* **What you should do**: Can you transcribe the data exactly? Leave the pictures out.

* **Information provided**:
§

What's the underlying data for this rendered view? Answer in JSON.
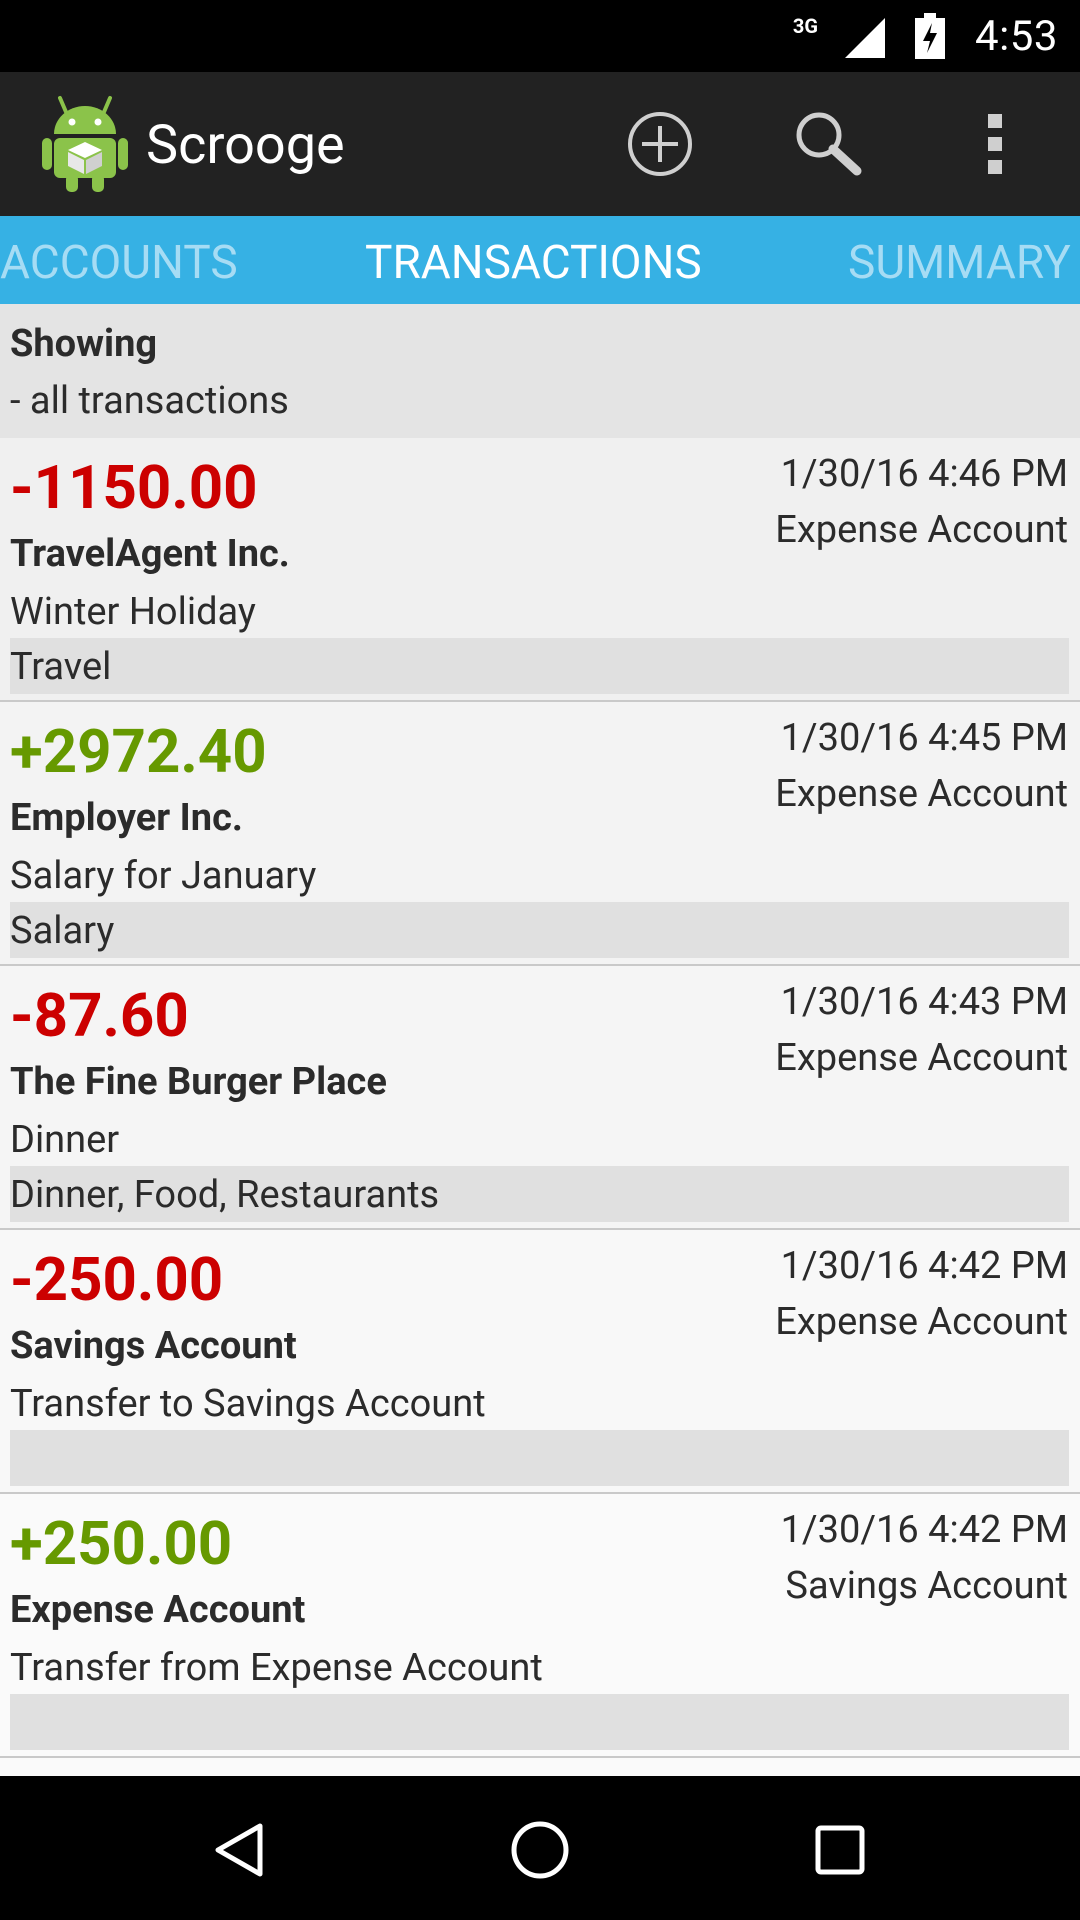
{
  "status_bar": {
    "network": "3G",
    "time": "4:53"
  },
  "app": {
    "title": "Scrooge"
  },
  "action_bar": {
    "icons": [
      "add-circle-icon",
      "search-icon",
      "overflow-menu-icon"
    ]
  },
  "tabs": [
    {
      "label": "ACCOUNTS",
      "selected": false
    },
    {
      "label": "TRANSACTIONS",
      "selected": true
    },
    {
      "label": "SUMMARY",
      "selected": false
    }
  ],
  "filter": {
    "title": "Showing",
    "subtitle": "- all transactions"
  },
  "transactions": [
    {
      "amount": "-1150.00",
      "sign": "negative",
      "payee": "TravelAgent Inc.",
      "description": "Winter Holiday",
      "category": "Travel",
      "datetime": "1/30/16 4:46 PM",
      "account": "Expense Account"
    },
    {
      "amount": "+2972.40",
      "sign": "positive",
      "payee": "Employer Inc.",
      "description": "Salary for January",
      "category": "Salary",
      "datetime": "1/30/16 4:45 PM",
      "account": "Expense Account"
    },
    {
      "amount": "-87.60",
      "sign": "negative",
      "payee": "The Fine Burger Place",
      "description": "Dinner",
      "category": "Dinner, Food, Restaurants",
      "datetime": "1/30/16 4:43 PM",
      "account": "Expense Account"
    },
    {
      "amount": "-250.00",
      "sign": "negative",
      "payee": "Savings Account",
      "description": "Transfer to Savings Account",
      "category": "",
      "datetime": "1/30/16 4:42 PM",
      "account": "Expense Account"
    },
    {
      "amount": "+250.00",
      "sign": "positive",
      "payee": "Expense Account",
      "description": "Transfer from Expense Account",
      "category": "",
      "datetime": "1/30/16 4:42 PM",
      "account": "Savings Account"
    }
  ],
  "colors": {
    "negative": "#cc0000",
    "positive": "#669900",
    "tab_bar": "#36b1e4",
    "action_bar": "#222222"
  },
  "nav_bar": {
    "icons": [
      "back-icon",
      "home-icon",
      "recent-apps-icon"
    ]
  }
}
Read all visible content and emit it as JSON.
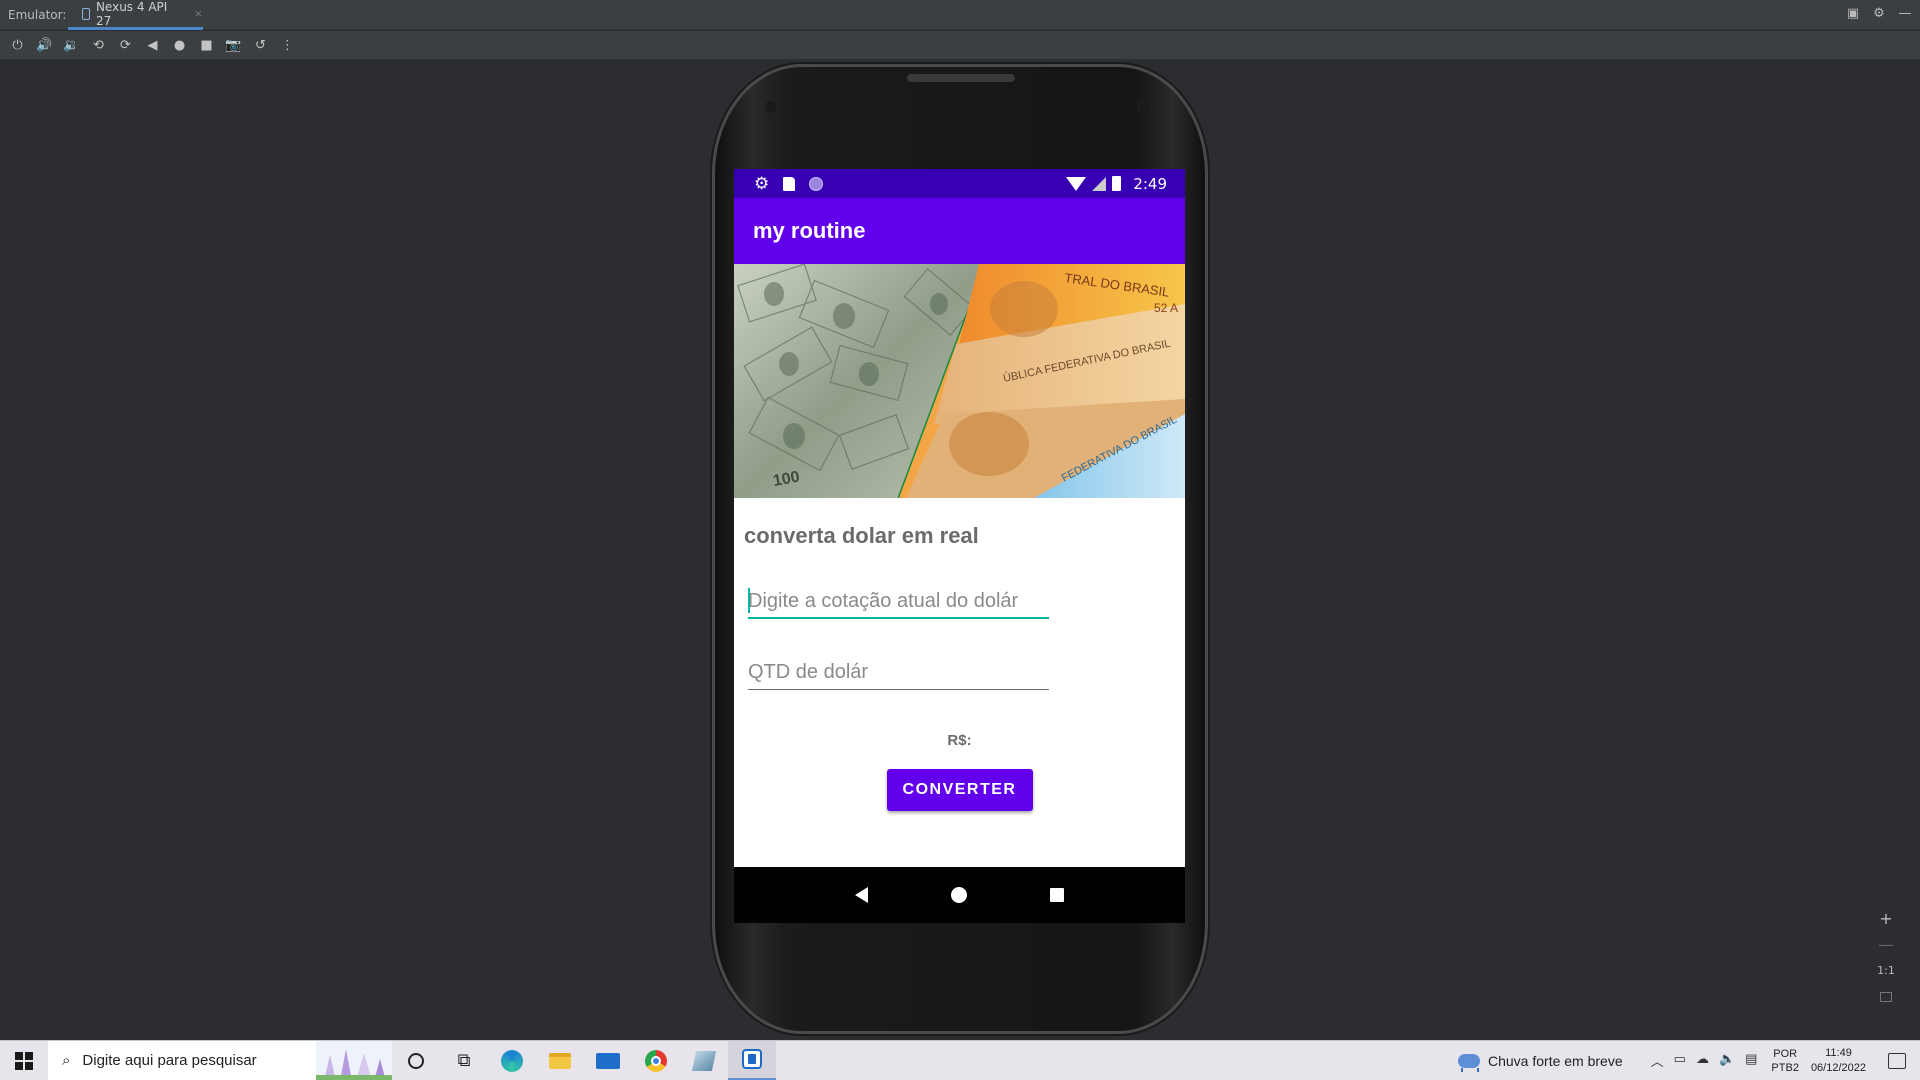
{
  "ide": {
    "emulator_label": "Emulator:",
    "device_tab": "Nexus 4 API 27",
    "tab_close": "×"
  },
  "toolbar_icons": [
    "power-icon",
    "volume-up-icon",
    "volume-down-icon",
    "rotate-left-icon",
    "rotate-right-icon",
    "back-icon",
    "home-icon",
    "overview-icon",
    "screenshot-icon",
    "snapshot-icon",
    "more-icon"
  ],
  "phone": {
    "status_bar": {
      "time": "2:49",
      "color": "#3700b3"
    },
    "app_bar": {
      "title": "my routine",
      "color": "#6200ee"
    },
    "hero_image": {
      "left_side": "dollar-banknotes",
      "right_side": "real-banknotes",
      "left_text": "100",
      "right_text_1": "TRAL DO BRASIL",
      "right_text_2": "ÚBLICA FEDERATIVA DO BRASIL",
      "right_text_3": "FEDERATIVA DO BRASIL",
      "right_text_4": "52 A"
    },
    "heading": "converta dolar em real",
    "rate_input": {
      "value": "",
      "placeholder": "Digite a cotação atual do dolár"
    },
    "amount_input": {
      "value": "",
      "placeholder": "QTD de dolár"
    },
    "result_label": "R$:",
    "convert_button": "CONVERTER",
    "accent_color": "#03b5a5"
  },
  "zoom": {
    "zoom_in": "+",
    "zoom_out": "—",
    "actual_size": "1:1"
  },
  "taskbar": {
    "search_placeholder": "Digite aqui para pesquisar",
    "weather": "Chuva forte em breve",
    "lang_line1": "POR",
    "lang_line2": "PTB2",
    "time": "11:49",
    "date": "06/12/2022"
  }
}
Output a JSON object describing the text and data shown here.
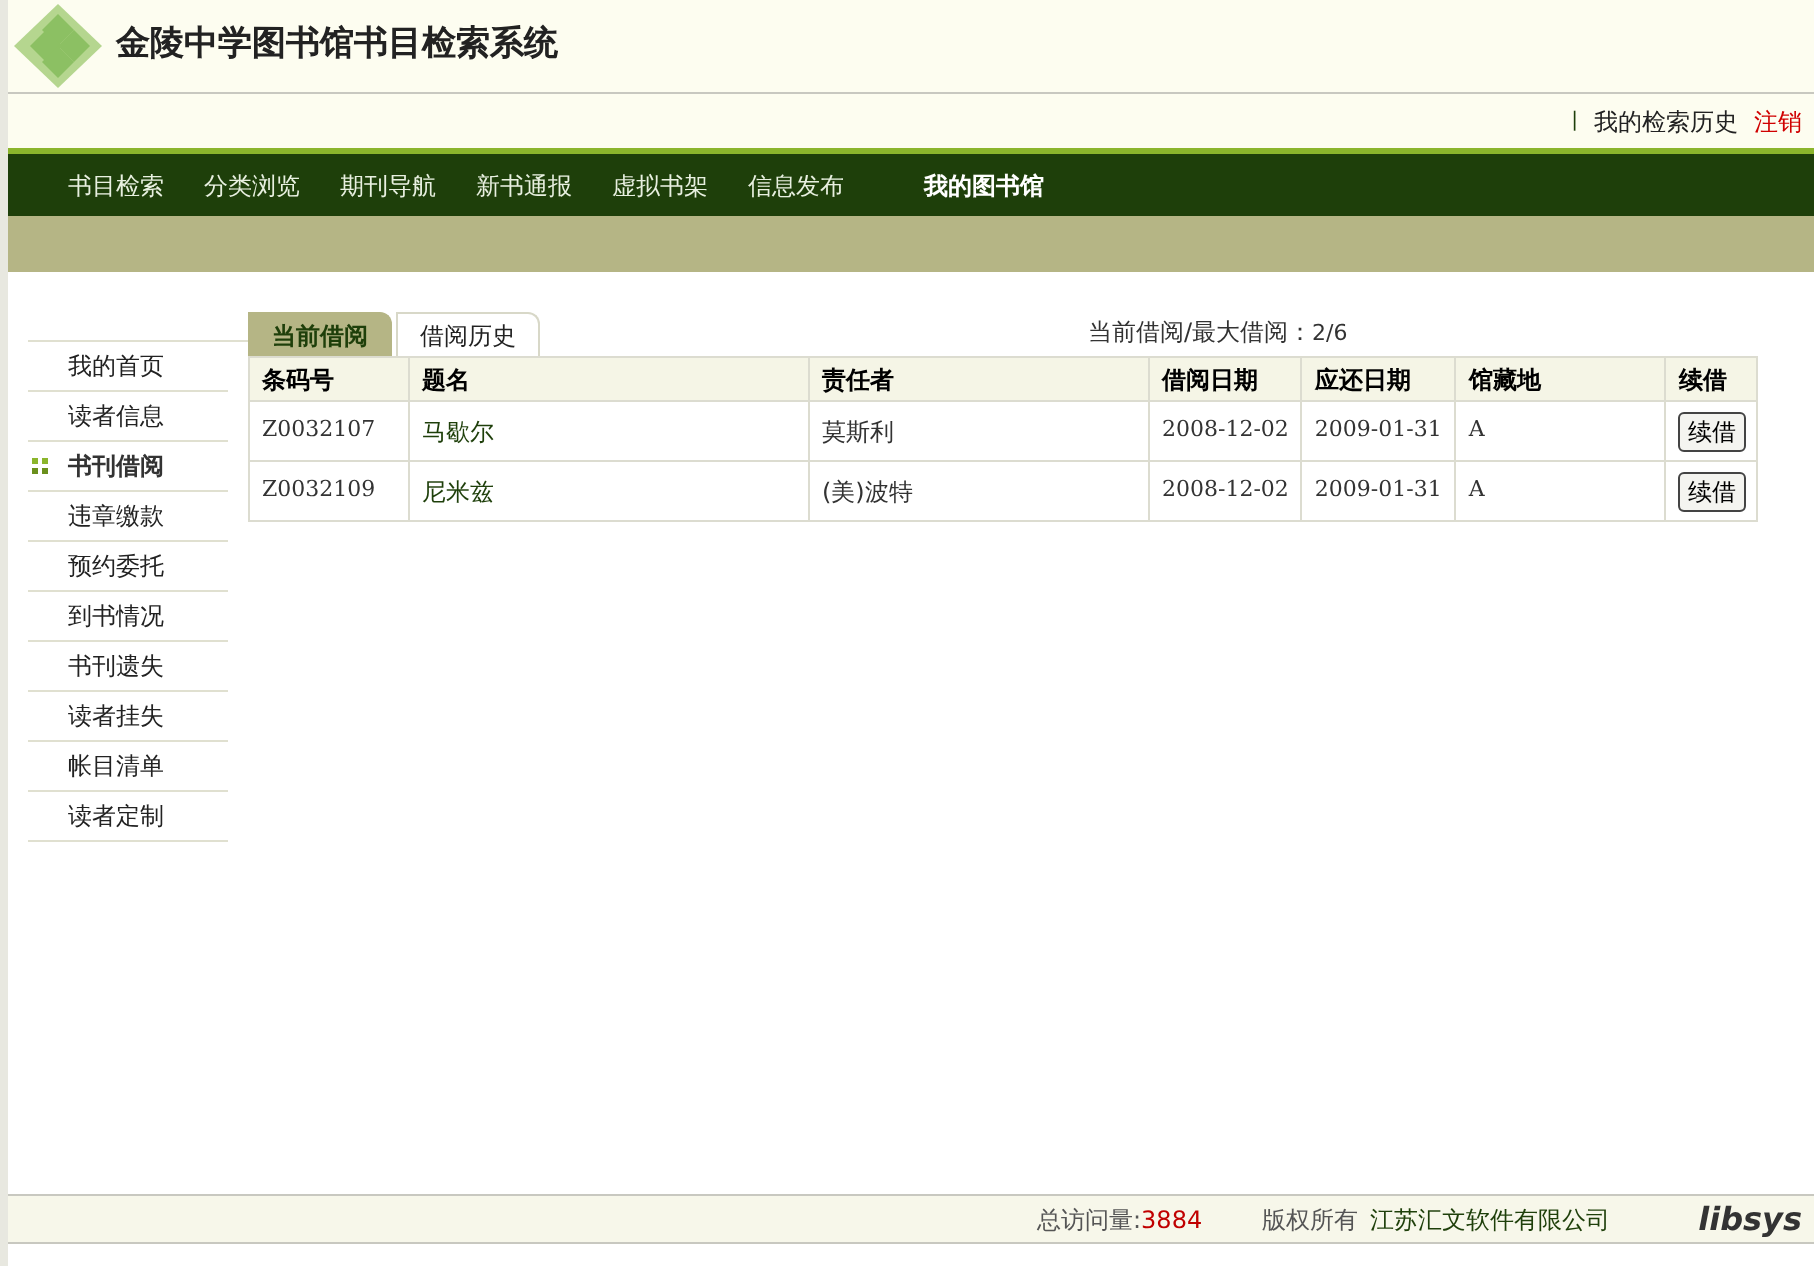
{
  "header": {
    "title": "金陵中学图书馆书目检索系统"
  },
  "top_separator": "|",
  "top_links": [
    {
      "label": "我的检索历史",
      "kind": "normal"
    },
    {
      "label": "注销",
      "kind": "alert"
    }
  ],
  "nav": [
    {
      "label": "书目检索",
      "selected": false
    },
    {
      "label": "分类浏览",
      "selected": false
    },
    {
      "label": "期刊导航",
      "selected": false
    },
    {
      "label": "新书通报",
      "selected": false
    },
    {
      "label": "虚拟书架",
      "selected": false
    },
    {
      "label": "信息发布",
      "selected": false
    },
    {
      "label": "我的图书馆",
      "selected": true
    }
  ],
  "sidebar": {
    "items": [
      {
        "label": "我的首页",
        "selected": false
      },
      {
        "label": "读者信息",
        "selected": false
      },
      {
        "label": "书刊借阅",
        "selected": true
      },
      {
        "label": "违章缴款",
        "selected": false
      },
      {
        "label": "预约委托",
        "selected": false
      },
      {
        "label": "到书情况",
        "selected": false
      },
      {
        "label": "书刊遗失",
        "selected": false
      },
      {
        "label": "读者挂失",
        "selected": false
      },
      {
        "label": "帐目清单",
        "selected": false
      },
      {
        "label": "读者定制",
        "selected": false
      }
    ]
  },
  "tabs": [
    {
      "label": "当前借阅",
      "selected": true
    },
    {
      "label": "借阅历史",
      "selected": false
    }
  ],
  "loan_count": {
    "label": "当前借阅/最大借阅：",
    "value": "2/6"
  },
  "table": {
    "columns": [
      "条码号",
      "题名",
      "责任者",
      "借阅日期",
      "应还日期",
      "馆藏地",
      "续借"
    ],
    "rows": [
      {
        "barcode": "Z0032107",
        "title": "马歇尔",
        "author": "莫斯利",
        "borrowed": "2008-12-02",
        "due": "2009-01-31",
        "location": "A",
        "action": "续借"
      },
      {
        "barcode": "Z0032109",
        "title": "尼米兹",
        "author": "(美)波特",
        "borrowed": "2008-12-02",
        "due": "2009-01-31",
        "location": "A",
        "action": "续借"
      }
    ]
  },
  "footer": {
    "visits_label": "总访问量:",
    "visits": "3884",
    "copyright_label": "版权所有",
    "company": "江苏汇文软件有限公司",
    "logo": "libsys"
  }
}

§

* **Response**:
What's the underlying data for this rendered view? Answer in JSON.
{
  "status_bar": {
    "network": "3G",
    "time": "4:53"
  },
  "app": {
    "title": "Scrooge"
  },
  "action_bar": {
    "icons": [
      "add-circle-icon",
      "search-icon",
      "overflow-menu-icon"
    ]
  },
  "tabs": [
    {
      "label": "ACCOUNTS",
      "selected": false
    },
    {
      "label": "TRANSACTIONS",
      "selected": true
    },
    {
      "label": "SUMMARY",
      "selected": false
    }
  ],
  "filter": {
    "title": "Showing",
    "subtitle": "- all transactions"
  },
  "transactions": [
    {
      "amount": "-1150.00",
      "sign": "negative",
      "payee": "TravelAgent Inc.",
      "description": "Winter Holiday",
      "category": "Travel",
      "datetime": "1/30/16 4:46 PM",
      "account": "Expense Account"
    },
    {
      "amount": "+2972.40",
      "sign": "positive",
      "payee": "Employer Inc.",
      "description": "Salary for January",
      "category": "Salary",
      "datetime": "1/30/16 4:45 PM",
      "account": "Expense Account"
    },
    {
      "amount": "-87.60",
      "sign": "negative",
      "payee": "The Fine Burger Place",
      "description": "Dinner",
      "category": "Dinner, Food, Restaurants",
      "datetime": "1/30/16 4:43 PM",
      "account": "Expense Account"
    },
    {
      "amount": "-250.00",
      "sign": "negative",
      "payee": "Savings Account",
      "description": "Transfer to Savings Account",
      "category": "",
      "datetime": "1/30/16 4:42 PM",
      "account": "Expense Account"
    },
    {
      "amount": "+250.00",
      "sign": "positive",
      "payee": "Expense Account",
      "description": "Transfer from Expense Account",
      "category": "",
      "datetime": "1/30/16 4:42 PM",
      "account": "Savings Account"
    }
  ],
  "colors": {
    "negative": "#cc0000",
    "positive": "#669900",
    "tab_bar": "#36b1e4",
    "action_bar": "#222222"
  },
  "nav_bar": {
    "icons": [
      "back-icon",
      "home-icon",
      "recent-apps-icon"
    ]
  }
}
Read all visible content and emit it as JSON.
{
  "ide": {
    "emulator_label": "Emulator:",
    "device_tab": "Nexus 4 API 27",
    "tab_close": "×"
  },
  "toolbar_icons": [
    "power-icon",
    "volume-up-icon",
    "volume-down-icon",
    "rotate-left-icon",
    "rotate-right-icon",
    "back-icon",
    "home-icon",
    "overview-icon",
    "screenshot-icon",
    "snapshot-icon",
    "more-icon"
  ],
  "phone": {
    "status_bar": {
      "time": "2:49",
      "color": "#3700b3"
    },
    "app_bar": {
      "title": "my routine",
      "color": "#6200ee"
    },
    "hero_image": {
      "left_side": "dollar-banknotes",
      "right_side": "real-banknotes",
      "left_text": "100",
      "right_text_1": "TRAL DO BRASIL",
      "right_text_2": "ÚBLICA FEDERATIVA DO BRASIL",
      "right_text_3": "FEDERATIVA DO BRASIL",
      "right_text_4": "52 A"
    },
    "heading": "converta dolar em real",
    "rate_input": {
      "value": "",
      "placeholder": "Digite a cotação atual do dolár"
    },
    "amount_input": {
      "value": "",
      "placeholder": "QTD de dolár"
    },
    "result_label": "R$:",
    "convert_button": "CONVERTER",
    "accent_color": "#03b5a5"
  },
  "zoom": {
    "zoom_in": "+",
    "zoom_out": "—",
    "actual_size": "1:1"
  },
  "taskbar": {
    "search_placeholder": "Digite aqui para pesquisar",
    "weather": "Chuva forte em breve",
    "lang_line1": "POR",
    "lang_line2": "PTB2",
    "time": "11:49",
    "date": "06/12/2022"
  }
}
Output a JSON object describing the text and data shown here.
{
  "header": {
    "title": "金陵中学图书馆书目检索系统"
  },
  "top_separator": "|",
  "top_links": [
    {
      "label": "我的检索历史",
      "kind": "normal"
    },
    {
      "label": "注销",
      "kind": "alert"
    }
  ],
  "nav": [
    {
      "label": "书目检索",
      "selected": false
    },
    {
      "label": "分类浏览",
      "selected": false
    },
    {
      "label": "期刊导航",
      "selected": false
    },
    {
      "label": "新书通报",
      "selected": false
    },
    {
      "label": "虚拟书架",
      "selected": false
    },
    {
      "label": "信息发布",
      "selected": false
    },
    {
      "label": "我的图书馆",
      "selected": true
    }
  ],
  "sidebar": {
    "items": [
      {
        "label": "我的首页",
        "selected": false
      },
      {
        "label": "读者信息",
        "selected": false
      },
      {
        "label": "书刊借阅",
        "selected": true
      },
      {
        "label": "违章缴款",
        "selected": false
      },
      {
        "label": "预约委托",
        "selected": false
      },
      {
        "label": "到书情况",
        "selected": false
      },
      {
        "label": "书刊遗失",
        "selected": false
      },
      {
        "label": "读者挂失",
        "selected": false
      },
      {
        "label": "帐目清单",
        "selected": false
      },
      {
        "label": "读者定制",
        "selected": false
      }
    ]
  },
  "tabs": [
    {
      "label": "当前借阅",
      "selected": true
    },
    {
      "label": "借阅历史",
      "selected": false
    }
  ],
  "loan_count": {
    "label": "当前借阅/最大借阅：",
    "value": "2/6"
  },
  "table": {
    "columns": [
      "条码号",
      "题名",
      "责任者",
      "借阅日期",
      "应还日期",
      "馆藏地",
      "续借"
    ],
    "rows": [
      {
        "barcode": "Z0032107",
        "title": "马歇尔",
        "author": "莫斯利",
        "borrowed": "2008-12-02",
        "due": "2009-01-31",
        "location": "A",
        "action": "续借"
      },
      {
        "barcode": "Z0032109",
        "title": "尼米兹",
        "author": "(美)波特",
        "borrowed": "2008-12-02",
        "due": "2009-01-31",
        "location": "A",
        "action": "续借"
      }
    ]
  },
  "footer": {
    "visits_label": "总访问量:",
    "visits": "3884",
    "copyright_label": "版权所有",
    "company": "江苏汇文软件有限公司",
    "logo": "libsys"
  }
}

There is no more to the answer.